GIVEN REQUEST:
Locate each line below that includes "document" and reproduce it.

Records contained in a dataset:
------------------------------
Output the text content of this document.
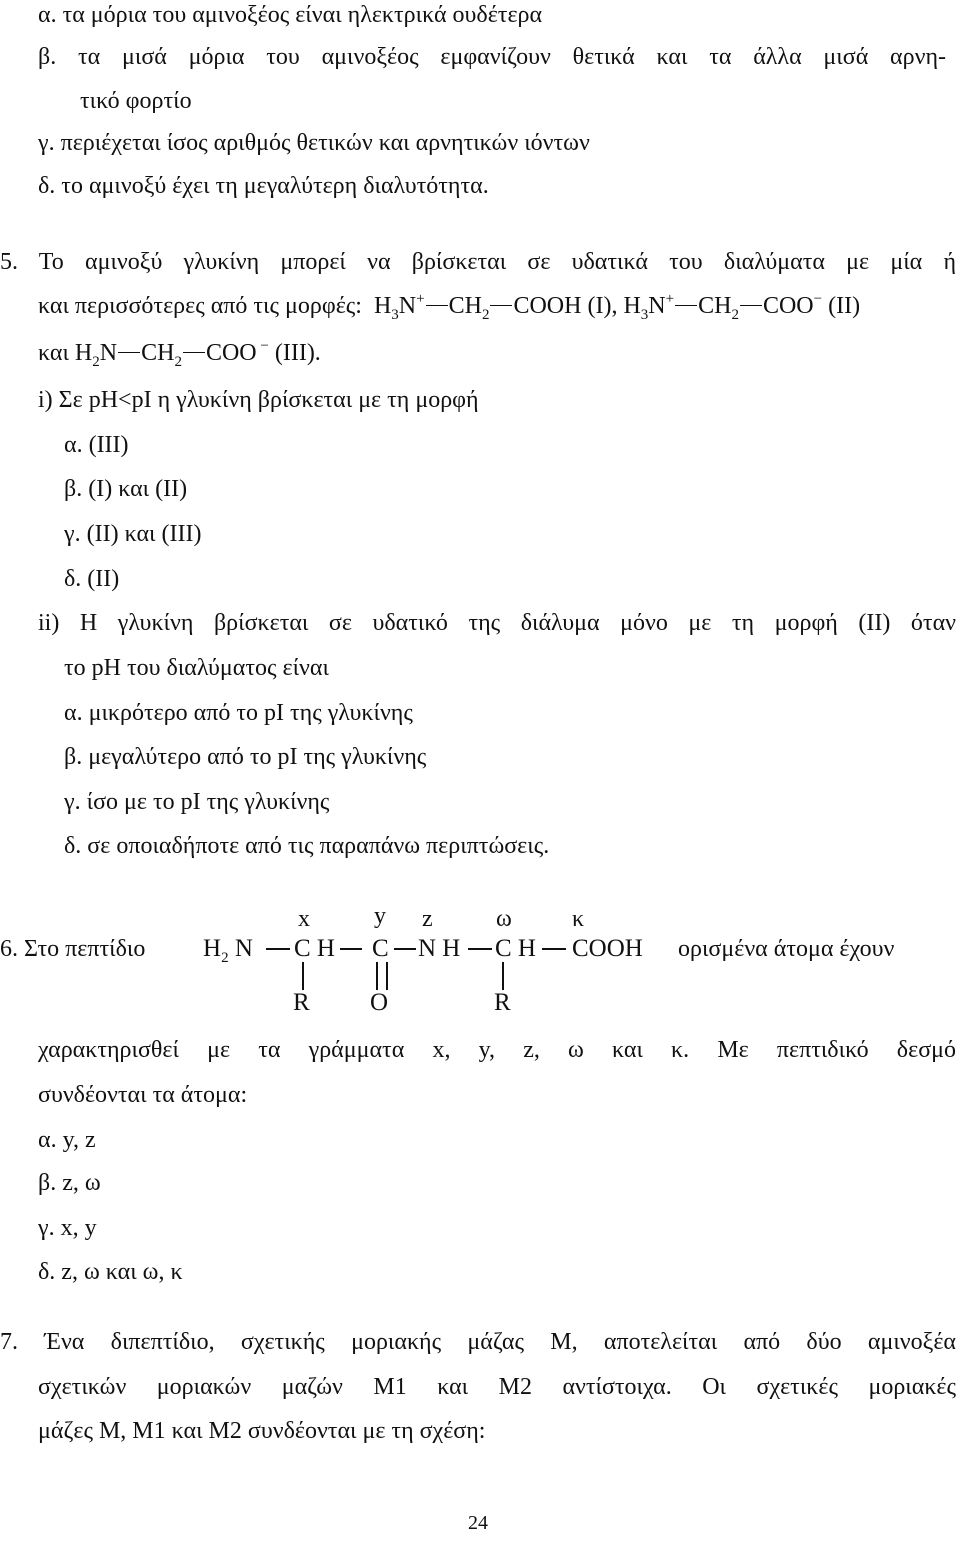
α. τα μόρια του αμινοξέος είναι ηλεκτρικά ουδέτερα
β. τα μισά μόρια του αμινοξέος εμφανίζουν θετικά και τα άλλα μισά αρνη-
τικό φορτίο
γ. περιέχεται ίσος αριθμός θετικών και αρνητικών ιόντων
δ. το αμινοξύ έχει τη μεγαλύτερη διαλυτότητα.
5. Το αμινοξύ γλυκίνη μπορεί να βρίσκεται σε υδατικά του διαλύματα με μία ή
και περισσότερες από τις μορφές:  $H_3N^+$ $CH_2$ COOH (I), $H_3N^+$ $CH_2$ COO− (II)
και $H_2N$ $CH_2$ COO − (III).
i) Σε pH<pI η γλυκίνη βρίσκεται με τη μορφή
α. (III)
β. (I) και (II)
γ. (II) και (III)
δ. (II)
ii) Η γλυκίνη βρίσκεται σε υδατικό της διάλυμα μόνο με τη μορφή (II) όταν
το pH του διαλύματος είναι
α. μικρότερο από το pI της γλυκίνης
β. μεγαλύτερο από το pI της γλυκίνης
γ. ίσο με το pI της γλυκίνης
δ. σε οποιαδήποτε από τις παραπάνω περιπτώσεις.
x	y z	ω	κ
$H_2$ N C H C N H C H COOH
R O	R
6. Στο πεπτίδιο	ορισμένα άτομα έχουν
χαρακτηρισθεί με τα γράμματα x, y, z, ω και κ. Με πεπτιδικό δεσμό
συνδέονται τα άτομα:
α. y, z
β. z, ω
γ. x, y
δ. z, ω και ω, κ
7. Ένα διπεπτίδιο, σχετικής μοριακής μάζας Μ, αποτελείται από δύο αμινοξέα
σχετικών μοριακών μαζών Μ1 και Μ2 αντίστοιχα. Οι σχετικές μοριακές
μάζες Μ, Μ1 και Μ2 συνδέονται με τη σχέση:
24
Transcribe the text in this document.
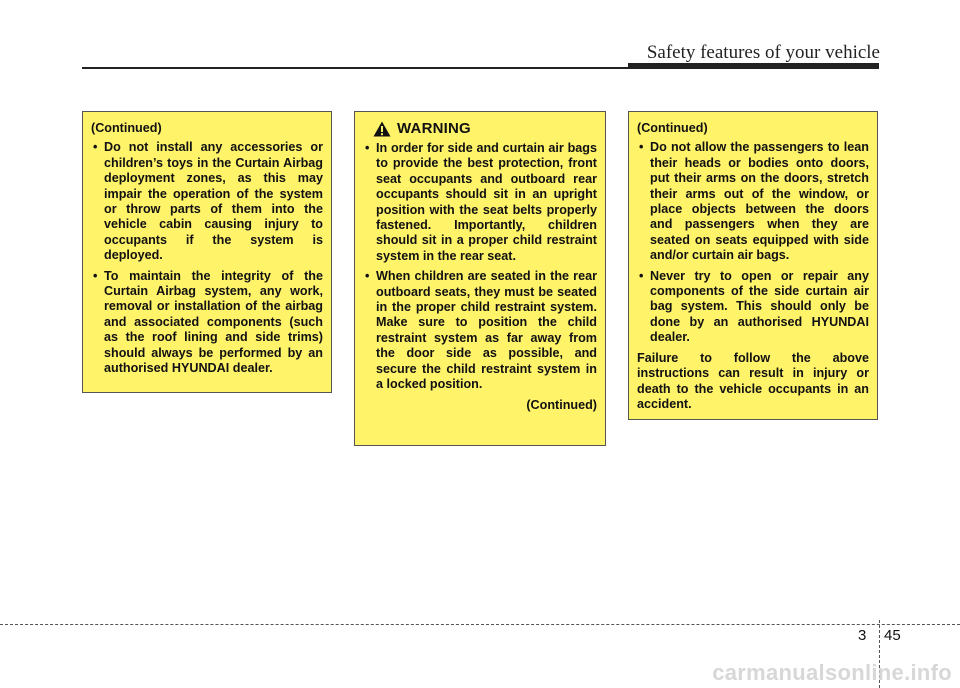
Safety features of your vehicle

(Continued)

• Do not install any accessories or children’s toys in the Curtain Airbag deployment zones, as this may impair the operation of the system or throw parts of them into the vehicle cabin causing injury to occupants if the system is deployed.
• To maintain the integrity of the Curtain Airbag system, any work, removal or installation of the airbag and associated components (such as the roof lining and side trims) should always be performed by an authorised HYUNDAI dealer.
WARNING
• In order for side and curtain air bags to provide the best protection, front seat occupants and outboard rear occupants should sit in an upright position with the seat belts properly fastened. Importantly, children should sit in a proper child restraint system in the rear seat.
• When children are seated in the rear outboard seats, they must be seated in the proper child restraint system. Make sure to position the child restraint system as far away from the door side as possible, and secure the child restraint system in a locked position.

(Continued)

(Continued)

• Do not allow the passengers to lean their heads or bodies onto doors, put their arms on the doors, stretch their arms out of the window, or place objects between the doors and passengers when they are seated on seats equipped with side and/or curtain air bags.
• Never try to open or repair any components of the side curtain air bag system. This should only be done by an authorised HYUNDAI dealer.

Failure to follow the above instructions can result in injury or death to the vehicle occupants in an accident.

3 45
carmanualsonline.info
------------------------------
EXERCISE RESULT:
Output the text content of this document.
Transcribe the text in this document.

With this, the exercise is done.